Stated exercise = Print the following records again with every line unchanged.

Spatial layout data
[START]

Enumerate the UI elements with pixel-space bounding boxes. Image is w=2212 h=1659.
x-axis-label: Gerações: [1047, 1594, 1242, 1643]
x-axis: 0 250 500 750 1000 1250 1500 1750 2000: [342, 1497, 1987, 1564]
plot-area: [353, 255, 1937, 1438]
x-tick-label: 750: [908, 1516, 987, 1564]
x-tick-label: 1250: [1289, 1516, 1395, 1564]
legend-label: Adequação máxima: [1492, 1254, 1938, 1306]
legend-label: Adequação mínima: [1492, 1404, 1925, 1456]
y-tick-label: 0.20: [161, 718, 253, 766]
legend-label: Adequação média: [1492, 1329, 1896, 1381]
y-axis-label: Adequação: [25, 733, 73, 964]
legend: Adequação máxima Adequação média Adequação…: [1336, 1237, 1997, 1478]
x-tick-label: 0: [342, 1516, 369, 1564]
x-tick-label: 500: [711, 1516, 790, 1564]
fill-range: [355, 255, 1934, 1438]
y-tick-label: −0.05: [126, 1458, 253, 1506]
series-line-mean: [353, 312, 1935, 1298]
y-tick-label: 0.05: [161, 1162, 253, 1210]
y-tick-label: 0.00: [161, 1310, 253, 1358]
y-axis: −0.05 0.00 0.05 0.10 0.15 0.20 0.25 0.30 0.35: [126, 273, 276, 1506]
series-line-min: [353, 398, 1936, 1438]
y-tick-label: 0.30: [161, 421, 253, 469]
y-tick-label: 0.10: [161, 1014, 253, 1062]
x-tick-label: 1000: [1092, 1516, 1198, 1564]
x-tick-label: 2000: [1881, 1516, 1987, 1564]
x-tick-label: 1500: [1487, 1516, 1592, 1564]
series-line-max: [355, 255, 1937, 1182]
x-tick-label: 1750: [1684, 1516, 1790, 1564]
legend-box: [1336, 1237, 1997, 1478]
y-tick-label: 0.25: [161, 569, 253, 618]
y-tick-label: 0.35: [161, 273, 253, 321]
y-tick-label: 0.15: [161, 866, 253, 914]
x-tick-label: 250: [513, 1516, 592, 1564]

[END]

Response to this exercise =
Enumerate the UI elements with pixel-space bounding boxes. Image is w=2212 h=1659.
x-axis-label: Gerações: [1047, 1594, 1242, 1643]
x-axis: 0 250 500 750 1000 1250 1500 1750 2000: [342, 1497, 1987, 1564]
plot-area: [353, 255, 1937, 1438]
x-tick-label: 750: [908, 1516, 987, 1564]
x-tick-label: 1250: [1289, 1516, 1395, 1564]
legend-label: Adequação máxima: [1492, 1254, 1938, 1306]
legend-label: Adequação mínima: [1492, 1404, 1925, 1456]
y-tick-label: 0.20: [161, 718, 253, 766]
legend-label: Adequação média: [1492, 1329, 1896, 1381]
y-axis-label: Adequação: [25, 733, 73, 964]
legend: Adequação máxima Adequação média Adequação…: [1336, 1237, 1997, 1478]
x-tick-label: 0: [342, 1516, 369, 1564]
x-tick-label: 500: [711, 1516, 790, 1564]
fill-range: [355, 255, 1934, 1438]
y-tick-label: −0.05: [126, 1458, 253, 1506]
series-line-mean: [353, 312, 1935, 1298]
y-tick-label: 0.05: [161, 1162, 253, 1210]
y-tick-label: 0.00: [161, 1310, 253, 1358]
y-axis: −0.05 0.00 0.05 0.10 0.15 0.20 0.25 0.30 0.35: [126, 273, 276, 1506]
series-line-min: [353, 398, 1936, 1438]
y-tick-label: 0.30: [161, 421, 253, 469]
y-tick-label: 0.10: [161, 1014, 253, 1062]
x-tick-label: 1000: [1092, 1516, 1198, 1564]
x-tick-label: 2000: [1881, 1516, 1987, 1564]
x-tick-label: 1500: [1487, 1516, 1592, 1564]
series-line-max: [355, 255, 1937, 1182]
x-tick-label: 1750: [1684, 1516, 1790, 1564]
legend-box: [1336, 1237, 1997, 1478]
y-tick-label: 0.25: [161, 569, 253, 618]
y-tick-label: 0.35: [161, 273, 253, 321]
y-tick-label: 0.15: [161, 866, 253, 914]
x-tick-label: 250: [513, 1516, 592, 1564]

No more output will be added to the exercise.